**Exercise brief:** Repeat the records in full and exactly, omitting pictures.

>> begin

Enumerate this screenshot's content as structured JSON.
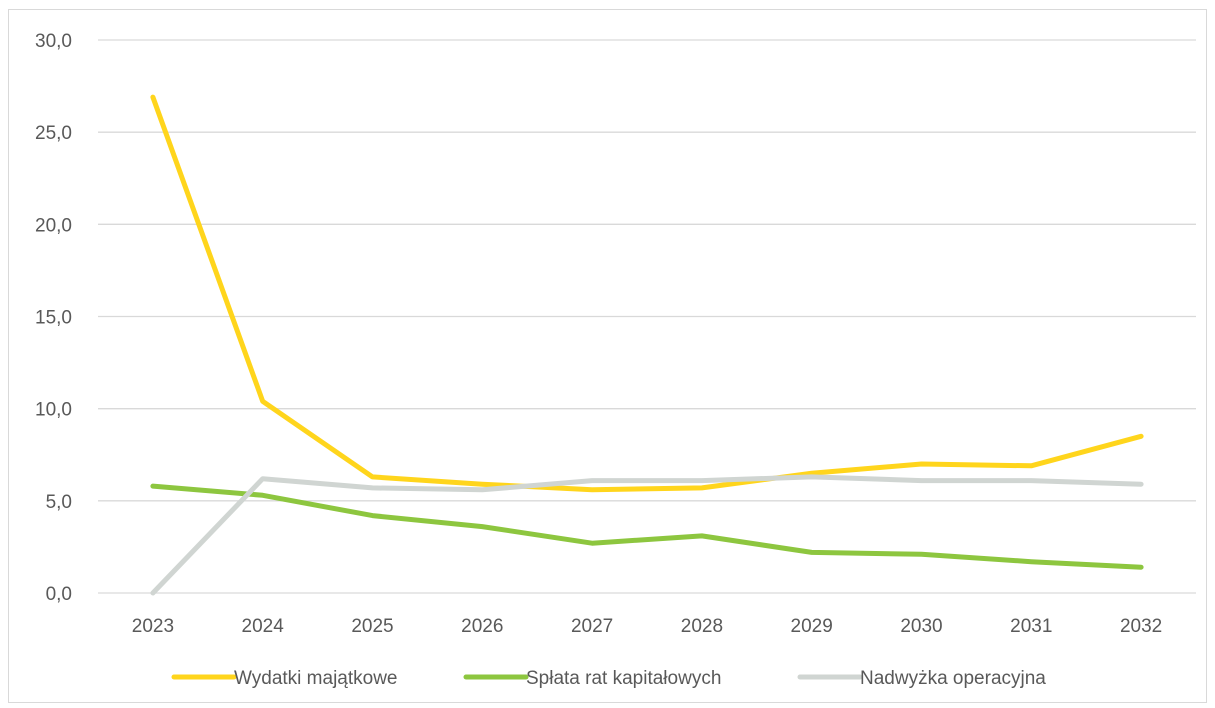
{
  "chart_data": {
    "type": "line",
    "title": "",
    "xlabel": "",
    "ylabel": "",
    "categories": [
      "2023",
      "2024",
      "2025",
      "2026",
      "2027",
      "2028",
      "2029",
      "2030",
      "2031",
      "2032"
    ],
    "ylim": [
      0,
      30
    ],
    "yticks": [
      "0,0",
      "5,0",
      "10,0",
      "15,0",
      "20,0",
      "25,0",
      "30,0"
    ],
    "grid": true,
    "legend_position": "bottom",
    "series": [
      {
        "name": "Wydatki majątkowe",
        "color": "#FFD51C",
        "values": [
          26.9,
          10.4,
          6.3,
          5.9,
          5.6,
          5.7,
          6.5,
          7.0,
          6.9,
          8.5
        ]
      },
      {
        "name": "Spłata rat kapitałowych",
        "color": "#8DC63F",
        "values": [
          5.8,
          5.3,
          4.2,
          3.6,
          2.7,
          3.1,
          2.2,
          2.1,
          1.7,
          1.4
        ]
      },
      {
        "name": "Nadwyżka operacyjna",
        "color": "#D0D5D2",
        "values": [
          0.0,
          6.2,
          5.7,
          5.6,
          6.1,
          6.1,
          6.3,
          6.1,
          6.1,
          5.9
        ]
      }
    ]
  }
}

>> end

**Final answer:**
Enumerate this screenshot's content as structured JSON.
{
  "chart_data": {
    "type": "line",
    "title": "",
    "xlabel": "",
    "ylabel": "",
    "categories": [
      "2023",
      "2024",
      "2025",
      "2026",
      "2027",
      "2028",
      "2029",
      "2030",
      "2031",
      "2032"
    ],
    "ylim": [
      0,
      30
    ],
    "yticks": [
      "0,0",
      "5,0",
      "10,0",
      "15,0",
      "20,0",
      "25,0",
      "30,0"
    ],
    "grid": true,
    "legend_position": "bottom",
    "series": [
      {
        "name": "Wydatki majątkowe",
        "color": "#FFD51C",
        "values": [
          26.9,
          10.4,
          6.3,
          5.9,
          5.6,
          5.7,
          6.5,
          7.0,
          6.9,
          8.5
        ]
      },
      {
        "name": "Spłata rat kapitałowych",
        "color": "#8DC63F",
        "values": [
          5.8,
          5.3,
          4.2,
          3.6,
          2.7,
          3.1,
          2.2,
          2.1,
          1.7,
          1.4
        ]
      },
      {
        "name": "Nadwyżka operacyjna",
        "color": "#D0D5D2",
        "values": [
          0.0,
          6.2,
          5.7,
          5.6,
          6.1,
          6.1,
          6.3,
          6.1,
          6.1,
          5.9
        ]
      }
    ]
  }
}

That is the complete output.